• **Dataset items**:
·····

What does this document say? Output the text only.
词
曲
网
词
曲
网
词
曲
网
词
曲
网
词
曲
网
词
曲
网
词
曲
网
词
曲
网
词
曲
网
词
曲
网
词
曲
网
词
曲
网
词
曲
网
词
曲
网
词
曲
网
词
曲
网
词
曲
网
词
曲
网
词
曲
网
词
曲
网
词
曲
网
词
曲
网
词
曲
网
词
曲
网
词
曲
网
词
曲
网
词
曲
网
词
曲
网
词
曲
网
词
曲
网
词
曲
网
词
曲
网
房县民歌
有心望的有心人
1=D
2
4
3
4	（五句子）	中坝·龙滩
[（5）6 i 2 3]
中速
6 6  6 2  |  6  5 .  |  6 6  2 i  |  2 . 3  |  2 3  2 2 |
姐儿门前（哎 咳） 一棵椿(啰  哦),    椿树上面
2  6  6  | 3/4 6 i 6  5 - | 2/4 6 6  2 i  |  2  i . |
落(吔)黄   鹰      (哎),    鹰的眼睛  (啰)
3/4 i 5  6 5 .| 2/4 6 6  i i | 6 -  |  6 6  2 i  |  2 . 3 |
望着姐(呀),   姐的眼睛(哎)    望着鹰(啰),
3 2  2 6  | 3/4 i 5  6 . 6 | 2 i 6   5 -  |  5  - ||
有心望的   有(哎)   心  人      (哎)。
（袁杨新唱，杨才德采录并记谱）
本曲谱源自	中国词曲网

·····

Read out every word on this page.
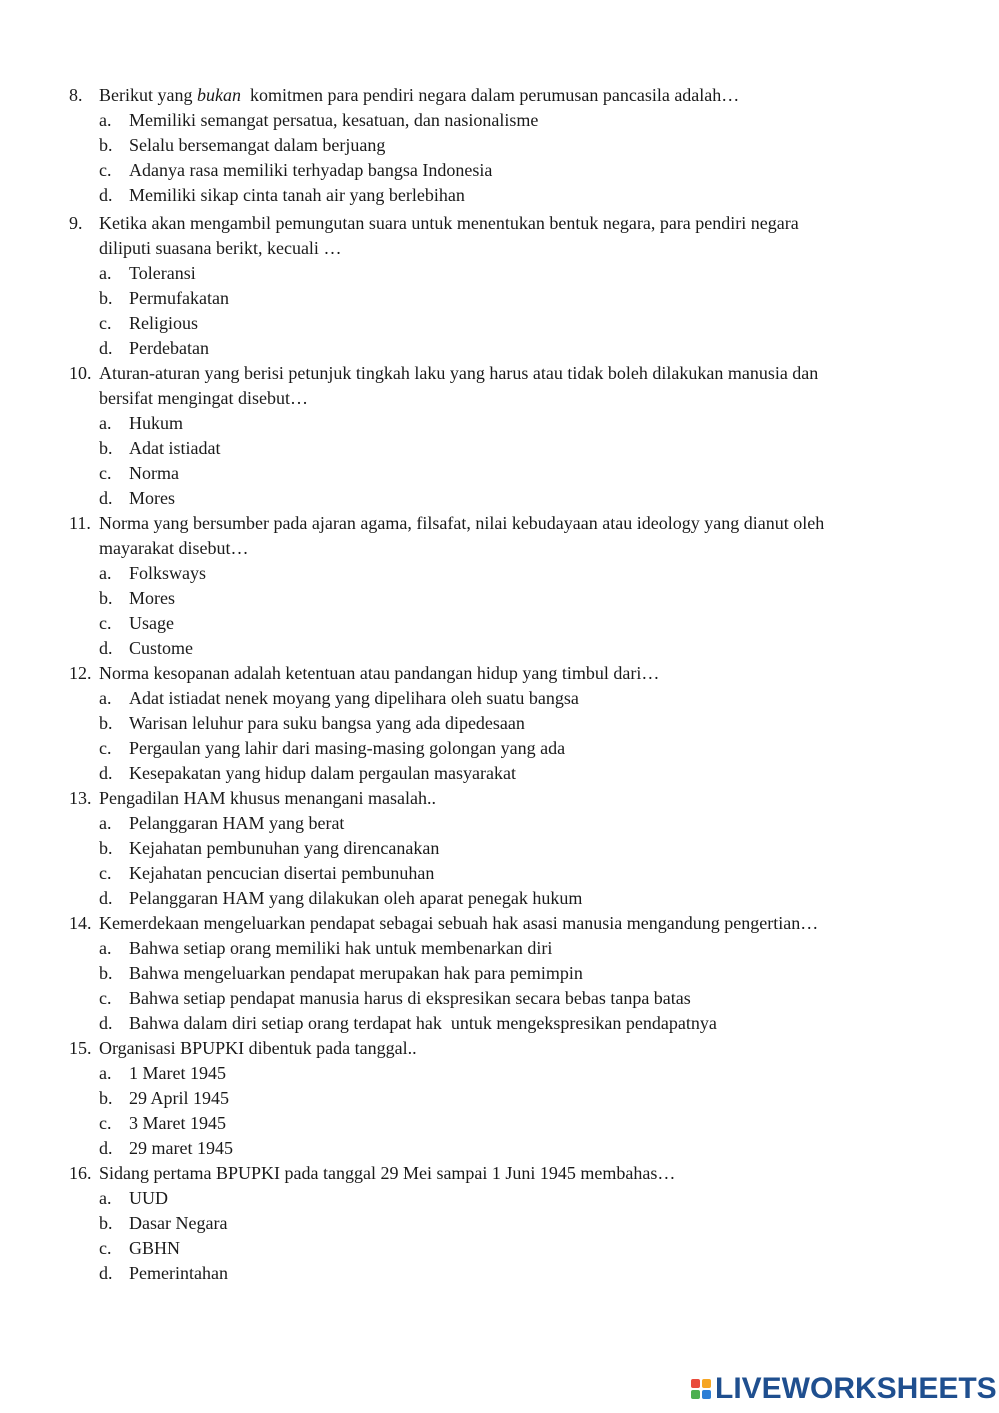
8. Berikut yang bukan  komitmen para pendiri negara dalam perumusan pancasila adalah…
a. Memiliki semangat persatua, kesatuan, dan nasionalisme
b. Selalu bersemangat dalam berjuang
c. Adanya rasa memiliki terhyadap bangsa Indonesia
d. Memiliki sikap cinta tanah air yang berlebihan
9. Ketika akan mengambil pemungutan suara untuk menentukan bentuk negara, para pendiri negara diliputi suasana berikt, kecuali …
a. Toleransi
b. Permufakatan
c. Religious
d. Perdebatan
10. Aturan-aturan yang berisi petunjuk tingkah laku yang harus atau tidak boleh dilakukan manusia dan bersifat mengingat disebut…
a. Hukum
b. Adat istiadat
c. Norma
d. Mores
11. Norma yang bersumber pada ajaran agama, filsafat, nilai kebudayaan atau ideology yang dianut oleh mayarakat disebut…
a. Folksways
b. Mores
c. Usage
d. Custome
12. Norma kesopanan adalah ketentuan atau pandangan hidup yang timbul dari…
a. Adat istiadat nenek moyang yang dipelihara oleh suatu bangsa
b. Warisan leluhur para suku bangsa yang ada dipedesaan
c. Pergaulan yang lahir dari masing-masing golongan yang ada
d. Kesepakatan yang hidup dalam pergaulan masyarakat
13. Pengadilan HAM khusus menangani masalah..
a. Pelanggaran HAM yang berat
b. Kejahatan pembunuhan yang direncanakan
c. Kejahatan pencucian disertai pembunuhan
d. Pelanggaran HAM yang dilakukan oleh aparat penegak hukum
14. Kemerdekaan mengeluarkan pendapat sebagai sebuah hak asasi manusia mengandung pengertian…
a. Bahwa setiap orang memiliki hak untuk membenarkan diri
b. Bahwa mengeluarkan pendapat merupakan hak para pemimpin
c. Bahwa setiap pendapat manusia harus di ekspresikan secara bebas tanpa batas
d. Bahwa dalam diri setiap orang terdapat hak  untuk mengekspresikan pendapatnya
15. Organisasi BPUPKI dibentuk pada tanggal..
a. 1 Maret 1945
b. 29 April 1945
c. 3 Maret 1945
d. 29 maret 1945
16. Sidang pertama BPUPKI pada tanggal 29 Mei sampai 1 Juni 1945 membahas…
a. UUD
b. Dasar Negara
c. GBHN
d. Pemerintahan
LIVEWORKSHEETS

·····

• **What needs to be done**: Answer only with how many lines in the records include "untuk".

• **Written solution**: 3